Exercise objective:
In the data that follows, count each line holding the string "fall"; answer with the number only.

Data shown:
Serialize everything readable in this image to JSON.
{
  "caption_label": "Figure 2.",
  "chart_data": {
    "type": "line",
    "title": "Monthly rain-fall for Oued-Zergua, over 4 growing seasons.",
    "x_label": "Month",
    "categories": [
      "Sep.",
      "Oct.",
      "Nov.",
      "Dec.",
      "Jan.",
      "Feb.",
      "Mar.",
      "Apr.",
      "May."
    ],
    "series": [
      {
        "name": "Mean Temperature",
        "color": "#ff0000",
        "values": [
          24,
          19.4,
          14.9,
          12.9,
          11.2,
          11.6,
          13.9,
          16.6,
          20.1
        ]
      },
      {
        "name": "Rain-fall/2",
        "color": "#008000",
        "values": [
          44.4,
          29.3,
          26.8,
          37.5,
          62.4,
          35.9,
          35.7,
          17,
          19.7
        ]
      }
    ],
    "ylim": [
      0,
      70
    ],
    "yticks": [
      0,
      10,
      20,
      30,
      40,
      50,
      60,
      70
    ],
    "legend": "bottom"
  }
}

Correct result:
2